Stored data:
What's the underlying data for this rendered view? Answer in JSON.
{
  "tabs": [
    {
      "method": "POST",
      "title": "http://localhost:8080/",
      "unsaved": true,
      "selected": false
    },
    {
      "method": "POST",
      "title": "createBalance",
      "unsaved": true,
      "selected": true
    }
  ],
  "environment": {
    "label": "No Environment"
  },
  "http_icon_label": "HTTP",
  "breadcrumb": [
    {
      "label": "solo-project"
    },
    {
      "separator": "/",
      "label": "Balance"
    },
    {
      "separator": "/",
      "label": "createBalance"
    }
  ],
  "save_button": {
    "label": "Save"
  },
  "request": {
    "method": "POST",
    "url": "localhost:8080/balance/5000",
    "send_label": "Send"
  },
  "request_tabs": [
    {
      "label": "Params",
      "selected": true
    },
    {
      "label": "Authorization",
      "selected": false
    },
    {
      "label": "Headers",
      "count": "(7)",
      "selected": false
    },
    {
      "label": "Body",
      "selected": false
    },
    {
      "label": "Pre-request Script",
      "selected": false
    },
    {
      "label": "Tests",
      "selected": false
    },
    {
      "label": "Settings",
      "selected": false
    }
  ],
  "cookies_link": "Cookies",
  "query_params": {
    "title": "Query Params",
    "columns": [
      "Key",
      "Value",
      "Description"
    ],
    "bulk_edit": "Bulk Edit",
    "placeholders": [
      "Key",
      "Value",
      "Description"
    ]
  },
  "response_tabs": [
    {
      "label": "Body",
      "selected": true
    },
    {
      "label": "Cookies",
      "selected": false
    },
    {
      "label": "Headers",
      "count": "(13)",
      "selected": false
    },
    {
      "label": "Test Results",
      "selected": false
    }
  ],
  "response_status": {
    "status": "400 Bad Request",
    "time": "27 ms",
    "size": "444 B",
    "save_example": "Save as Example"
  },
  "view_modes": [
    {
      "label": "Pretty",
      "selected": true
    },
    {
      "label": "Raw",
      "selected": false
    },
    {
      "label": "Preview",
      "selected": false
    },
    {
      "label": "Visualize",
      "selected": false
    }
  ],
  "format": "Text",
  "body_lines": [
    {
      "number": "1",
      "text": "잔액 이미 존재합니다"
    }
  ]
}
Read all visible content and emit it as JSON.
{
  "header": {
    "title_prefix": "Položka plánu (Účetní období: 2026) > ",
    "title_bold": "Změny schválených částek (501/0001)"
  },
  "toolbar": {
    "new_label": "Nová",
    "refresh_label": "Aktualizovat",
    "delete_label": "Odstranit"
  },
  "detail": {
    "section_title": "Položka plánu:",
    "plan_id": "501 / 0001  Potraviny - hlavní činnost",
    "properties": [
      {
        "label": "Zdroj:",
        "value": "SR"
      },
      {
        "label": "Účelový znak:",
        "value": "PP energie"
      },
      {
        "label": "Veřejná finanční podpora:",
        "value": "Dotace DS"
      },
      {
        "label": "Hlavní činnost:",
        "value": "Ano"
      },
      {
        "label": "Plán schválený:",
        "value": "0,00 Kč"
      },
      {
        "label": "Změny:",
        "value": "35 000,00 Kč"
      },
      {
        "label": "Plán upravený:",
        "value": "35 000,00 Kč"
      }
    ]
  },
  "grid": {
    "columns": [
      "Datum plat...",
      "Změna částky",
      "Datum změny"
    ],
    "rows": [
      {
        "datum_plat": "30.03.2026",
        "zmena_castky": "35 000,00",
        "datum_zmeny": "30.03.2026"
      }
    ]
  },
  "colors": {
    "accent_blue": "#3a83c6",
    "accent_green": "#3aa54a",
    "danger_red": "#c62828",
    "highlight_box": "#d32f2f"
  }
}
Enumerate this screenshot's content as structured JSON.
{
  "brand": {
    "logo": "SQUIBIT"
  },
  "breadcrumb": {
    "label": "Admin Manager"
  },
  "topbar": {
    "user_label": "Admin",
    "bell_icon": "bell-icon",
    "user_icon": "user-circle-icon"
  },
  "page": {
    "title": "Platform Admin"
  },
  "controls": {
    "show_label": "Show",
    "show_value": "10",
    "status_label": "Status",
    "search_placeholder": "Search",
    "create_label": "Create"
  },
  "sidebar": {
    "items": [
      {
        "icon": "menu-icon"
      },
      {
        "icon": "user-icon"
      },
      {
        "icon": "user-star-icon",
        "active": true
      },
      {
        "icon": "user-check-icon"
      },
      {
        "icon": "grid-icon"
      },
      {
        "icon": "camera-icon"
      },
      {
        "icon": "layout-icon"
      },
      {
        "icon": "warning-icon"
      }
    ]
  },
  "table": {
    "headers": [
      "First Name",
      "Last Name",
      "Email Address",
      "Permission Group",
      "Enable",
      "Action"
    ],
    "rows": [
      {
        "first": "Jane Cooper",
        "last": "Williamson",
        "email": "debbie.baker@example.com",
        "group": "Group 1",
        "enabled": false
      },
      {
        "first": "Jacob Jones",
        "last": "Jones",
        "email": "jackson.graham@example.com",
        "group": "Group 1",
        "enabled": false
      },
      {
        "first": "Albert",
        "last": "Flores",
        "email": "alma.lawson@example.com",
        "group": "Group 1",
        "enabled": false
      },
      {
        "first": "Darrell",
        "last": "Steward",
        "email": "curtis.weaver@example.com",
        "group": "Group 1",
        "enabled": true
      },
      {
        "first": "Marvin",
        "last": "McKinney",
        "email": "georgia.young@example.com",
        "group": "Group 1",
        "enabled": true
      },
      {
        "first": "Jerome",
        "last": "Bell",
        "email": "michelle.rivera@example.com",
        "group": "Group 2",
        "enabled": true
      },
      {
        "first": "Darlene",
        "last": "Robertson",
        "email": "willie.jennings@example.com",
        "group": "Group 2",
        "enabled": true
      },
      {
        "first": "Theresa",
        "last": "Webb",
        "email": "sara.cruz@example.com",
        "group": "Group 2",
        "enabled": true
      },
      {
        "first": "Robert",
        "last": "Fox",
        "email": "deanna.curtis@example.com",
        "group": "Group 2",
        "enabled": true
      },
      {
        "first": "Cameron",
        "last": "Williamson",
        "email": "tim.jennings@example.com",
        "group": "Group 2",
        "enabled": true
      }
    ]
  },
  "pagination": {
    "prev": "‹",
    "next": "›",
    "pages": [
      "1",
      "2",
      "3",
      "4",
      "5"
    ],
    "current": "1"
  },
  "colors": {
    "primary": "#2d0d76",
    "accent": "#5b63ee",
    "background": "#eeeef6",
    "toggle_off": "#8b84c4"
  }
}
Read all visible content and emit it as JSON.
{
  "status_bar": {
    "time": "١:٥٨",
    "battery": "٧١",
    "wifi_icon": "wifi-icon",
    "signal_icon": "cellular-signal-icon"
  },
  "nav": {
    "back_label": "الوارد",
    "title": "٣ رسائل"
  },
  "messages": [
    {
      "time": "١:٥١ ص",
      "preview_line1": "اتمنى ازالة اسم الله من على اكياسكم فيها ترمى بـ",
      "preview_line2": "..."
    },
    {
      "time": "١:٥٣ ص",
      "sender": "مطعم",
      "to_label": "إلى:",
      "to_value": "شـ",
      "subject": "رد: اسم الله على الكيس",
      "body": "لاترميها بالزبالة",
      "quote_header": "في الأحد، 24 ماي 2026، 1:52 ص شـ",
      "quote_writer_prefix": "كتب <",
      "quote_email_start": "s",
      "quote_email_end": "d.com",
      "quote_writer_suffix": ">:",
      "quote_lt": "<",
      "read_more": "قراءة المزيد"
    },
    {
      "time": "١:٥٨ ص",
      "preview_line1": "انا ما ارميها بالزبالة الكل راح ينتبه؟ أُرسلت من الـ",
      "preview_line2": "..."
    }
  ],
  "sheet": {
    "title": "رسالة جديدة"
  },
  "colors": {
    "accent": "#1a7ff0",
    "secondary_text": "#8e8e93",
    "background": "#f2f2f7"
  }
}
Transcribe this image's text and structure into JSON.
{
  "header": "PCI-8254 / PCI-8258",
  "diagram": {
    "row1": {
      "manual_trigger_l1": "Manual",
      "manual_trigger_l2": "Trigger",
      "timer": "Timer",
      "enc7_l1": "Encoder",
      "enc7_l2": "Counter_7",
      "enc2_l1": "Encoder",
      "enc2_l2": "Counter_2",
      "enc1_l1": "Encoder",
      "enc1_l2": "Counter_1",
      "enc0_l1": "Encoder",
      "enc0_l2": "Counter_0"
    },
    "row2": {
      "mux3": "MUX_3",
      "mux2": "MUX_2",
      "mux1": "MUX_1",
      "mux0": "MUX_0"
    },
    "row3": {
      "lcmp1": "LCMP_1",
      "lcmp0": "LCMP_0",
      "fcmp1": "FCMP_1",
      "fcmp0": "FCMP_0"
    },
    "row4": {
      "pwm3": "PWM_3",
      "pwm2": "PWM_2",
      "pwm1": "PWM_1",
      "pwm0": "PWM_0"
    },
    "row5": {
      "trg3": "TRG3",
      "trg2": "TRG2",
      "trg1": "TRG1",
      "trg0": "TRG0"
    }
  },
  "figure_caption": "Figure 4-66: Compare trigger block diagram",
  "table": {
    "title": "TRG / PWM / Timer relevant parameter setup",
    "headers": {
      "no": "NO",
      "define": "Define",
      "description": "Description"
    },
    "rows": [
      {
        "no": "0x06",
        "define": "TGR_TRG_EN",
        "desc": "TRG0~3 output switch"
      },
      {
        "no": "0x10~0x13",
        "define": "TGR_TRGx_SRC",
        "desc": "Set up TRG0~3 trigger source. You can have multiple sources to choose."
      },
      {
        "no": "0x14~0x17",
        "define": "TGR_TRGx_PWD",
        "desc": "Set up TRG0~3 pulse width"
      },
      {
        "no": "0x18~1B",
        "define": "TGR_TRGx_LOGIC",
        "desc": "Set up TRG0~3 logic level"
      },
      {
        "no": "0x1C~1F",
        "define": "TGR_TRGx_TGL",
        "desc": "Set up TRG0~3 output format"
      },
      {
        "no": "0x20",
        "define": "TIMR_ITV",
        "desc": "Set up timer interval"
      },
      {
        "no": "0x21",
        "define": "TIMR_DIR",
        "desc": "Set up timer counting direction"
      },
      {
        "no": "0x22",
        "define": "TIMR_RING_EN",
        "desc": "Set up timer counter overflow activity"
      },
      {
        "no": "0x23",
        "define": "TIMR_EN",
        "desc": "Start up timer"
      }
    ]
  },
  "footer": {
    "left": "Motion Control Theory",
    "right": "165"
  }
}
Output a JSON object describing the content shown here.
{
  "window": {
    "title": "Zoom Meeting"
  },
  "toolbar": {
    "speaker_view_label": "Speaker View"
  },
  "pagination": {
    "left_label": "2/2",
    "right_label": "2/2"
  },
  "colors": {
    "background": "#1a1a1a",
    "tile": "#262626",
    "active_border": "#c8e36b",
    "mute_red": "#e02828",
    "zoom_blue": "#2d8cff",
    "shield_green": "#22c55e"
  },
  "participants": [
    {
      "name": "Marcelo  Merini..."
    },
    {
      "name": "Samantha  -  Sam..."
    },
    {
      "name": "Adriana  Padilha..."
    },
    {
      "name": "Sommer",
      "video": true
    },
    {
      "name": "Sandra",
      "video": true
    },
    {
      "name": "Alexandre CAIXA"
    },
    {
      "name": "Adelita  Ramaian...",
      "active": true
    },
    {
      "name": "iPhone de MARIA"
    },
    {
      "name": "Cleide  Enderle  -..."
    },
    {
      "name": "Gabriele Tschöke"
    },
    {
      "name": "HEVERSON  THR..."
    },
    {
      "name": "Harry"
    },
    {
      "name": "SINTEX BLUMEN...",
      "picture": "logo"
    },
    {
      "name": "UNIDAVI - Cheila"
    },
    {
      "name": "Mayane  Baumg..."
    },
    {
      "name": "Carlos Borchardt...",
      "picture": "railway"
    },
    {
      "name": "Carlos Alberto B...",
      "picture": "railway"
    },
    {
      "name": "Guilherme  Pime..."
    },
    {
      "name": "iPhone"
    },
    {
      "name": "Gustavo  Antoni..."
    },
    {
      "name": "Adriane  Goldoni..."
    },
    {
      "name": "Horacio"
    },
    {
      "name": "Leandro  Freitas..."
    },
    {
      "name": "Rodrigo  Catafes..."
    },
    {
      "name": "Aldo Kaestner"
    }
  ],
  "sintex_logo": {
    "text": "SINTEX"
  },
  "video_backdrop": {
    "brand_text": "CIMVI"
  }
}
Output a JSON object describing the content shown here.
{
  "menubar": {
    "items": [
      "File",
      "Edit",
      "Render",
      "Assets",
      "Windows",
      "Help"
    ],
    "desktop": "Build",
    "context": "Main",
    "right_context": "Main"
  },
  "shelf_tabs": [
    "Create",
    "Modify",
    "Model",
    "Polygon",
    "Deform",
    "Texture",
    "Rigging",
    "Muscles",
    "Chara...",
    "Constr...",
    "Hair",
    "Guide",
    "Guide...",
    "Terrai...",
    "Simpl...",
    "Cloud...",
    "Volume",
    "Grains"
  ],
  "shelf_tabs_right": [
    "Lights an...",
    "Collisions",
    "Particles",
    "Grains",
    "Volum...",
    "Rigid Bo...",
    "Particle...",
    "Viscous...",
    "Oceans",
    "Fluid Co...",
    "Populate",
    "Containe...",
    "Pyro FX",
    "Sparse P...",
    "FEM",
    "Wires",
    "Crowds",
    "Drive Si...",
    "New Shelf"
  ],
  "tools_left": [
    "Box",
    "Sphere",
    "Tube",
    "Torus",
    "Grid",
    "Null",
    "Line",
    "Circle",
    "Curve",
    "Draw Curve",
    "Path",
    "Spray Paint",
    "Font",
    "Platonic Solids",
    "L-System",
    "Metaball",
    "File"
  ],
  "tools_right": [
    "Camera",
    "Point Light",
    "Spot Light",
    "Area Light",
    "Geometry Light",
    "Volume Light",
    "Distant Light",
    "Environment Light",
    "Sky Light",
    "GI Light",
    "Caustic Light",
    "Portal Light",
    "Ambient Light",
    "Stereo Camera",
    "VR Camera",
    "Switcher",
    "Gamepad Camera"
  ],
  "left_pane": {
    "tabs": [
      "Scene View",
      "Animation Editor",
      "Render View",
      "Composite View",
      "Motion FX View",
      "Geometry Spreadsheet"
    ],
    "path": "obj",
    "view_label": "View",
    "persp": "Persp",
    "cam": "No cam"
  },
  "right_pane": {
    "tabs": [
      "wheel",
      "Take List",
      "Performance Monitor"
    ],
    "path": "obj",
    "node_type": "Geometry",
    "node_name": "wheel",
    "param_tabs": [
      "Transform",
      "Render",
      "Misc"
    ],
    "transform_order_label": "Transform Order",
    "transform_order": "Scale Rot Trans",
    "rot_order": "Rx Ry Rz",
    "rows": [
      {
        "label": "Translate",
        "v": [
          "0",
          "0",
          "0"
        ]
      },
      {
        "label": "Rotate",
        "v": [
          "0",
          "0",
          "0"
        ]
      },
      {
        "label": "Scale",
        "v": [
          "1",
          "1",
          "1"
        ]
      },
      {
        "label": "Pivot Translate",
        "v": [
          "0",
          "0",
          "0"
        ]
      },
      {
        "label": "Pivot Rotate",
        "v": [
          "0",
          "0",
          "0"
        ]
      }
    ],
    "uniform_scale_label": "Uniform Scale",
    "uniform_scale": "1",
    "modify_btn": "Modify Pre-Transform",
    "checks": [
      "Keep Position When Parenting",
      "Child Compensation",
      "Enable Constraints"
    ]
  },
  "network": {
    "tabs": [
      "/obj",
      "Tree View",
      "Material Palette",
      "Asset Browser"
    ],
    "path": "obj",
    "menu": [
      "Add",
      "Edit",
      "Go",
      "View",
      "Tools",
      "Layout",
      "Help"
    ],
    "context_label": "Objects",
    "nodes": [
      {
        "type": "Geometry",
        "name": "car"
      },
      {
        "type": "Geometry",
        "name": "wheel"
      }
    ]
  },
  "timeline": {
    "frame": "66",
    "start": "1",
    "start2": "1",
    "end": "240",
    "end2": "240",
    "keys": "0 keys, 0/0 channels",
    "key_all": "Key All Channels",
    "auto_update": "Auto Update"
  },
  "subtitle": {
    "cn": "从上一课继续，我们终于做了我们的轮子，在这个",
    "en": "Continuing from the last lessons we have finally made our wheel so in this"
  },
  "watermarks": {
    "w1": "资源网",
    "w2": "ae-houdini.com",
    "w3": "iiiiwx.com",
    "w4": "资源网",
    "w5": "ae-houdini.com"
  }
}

▶ [Do this]
Go through the records above, find every line with the word "jennings", and list those lines.

▶ [Response to the task]
        "email": "willie.jennings@example.com",
        "email": "tim.jennings@example.com",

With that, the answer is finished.